TASK INSTRUCTIONS:
Pull out every line below containing the word "technicznych".

PROVIDED ENTRIES:
╔══

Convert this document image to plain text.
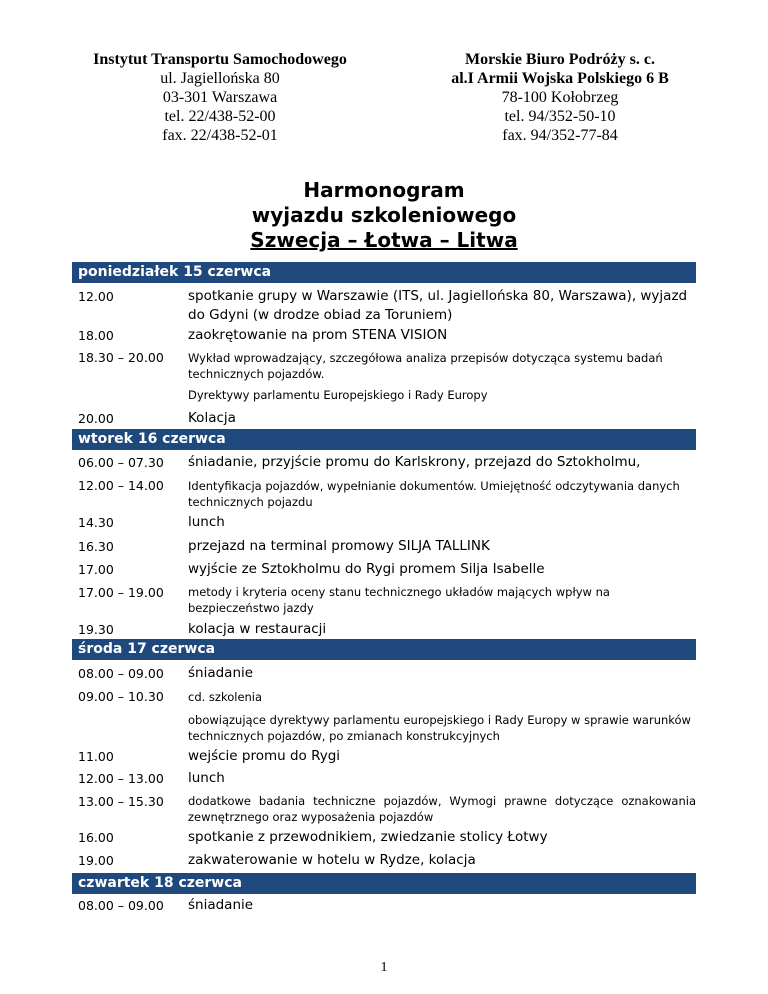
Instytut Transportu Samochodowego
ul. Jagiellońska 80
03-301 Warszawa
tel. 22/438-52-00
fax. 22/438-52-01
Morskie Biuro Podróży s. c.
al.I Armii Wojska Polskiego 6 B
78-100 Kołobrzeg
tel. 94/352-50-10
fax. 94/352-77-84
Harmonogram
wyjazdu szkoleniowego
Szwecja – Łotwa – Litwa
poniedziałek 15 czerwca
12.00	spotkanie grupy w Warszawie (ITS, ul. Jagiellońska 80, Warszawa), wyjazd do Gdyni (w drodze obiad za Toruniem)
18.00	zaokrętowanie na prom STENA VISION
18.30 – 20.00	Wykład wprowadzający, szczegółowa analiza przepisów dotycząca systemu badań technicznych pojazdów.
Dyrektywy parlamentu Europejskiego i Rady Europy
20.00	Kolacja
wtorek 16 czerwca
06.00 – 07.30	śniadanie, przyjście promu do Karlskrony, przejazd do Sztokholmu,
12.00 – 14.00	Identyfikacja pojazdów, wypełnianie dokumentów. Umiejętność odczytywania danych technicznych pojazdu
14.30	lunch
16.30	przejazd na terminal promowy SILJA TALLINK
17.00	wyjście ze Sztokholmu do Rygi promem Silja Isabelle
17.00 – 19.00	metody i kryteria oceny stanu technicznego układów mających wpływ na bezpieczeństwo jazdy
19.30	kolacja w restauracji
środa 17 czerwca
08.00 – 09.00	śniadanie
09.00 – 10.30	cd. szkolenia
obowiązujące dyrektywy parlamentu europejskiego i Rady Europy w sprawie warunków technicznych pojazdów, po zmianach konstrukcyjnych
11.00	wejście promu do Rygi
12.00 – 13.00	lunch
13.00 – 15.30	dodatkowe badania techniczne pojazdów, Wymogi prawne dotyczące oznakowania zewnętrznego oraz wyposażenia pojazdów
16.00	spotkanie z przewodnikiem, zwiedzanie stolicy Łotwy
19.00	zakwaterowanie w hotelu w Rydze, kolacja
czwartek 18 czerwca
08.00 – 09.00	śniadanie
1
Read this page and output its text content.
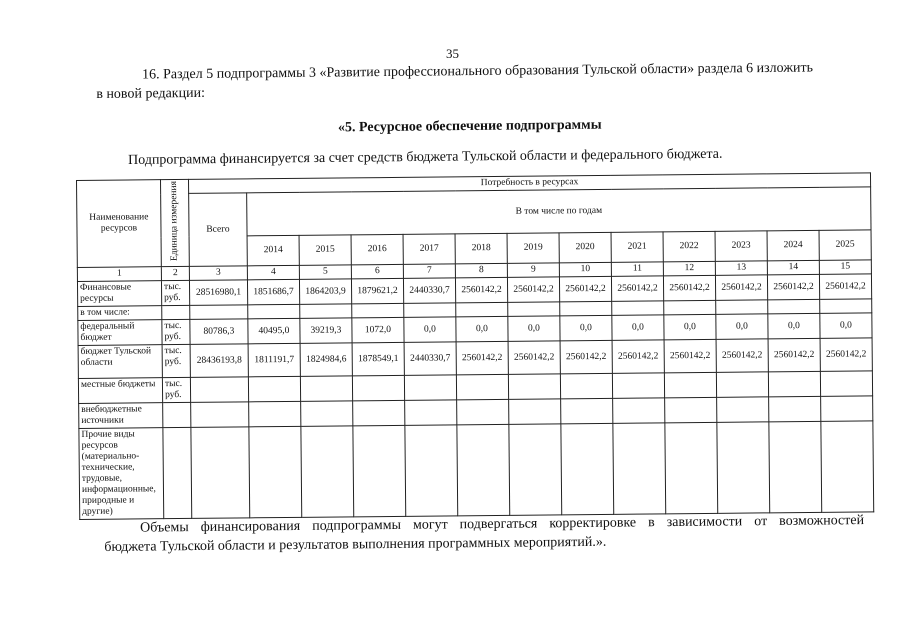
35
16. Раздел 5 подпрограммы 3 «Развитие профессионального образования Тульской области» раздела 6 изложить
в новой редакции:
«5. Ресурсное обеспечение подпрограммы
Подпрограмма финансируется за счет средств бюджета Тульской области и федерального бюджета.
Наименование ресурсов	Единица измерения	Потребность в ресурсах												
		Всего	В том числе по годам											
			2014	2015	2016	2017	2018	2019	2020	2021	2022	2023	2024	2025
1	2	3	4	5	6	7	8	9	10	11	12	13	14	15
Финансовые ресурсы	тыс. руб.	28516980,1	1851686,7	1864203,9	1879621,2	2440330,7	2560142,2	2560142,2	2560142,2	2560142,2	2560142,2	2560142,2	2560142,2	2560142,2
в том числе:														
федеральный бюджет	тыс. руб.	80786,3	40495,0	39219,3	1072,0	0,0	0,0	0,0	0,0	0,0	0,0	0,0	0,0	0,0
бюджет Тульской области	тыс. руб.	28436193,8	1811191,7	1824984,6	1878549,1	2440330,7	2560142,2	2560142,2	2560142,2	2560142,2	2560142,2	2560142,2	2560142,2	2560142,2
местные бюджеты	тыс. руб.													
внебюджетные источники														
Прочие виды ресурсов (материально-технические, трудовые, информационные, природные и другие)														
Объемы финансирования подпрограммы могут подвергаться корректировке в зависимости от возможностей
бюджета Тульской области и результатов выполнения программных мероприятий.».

╚══

EXERCISE RESPONSE:
18.30 – 20.00	Wykład wprowadzający, szczegółowa analiza przepisów dotycząca systemu badań technicznych pojazdów.
12.00 – 14.00	Identyfikacja pojazdów, wypełnianie dokumentów. Umiejętność odczytywania danych technicznych pojazdu
obowiązujące dyrektywy parlamentu europejskiego i Rady Europy w sprawie warunków technicznych pojazdów, po zmianach konstrukcyjnych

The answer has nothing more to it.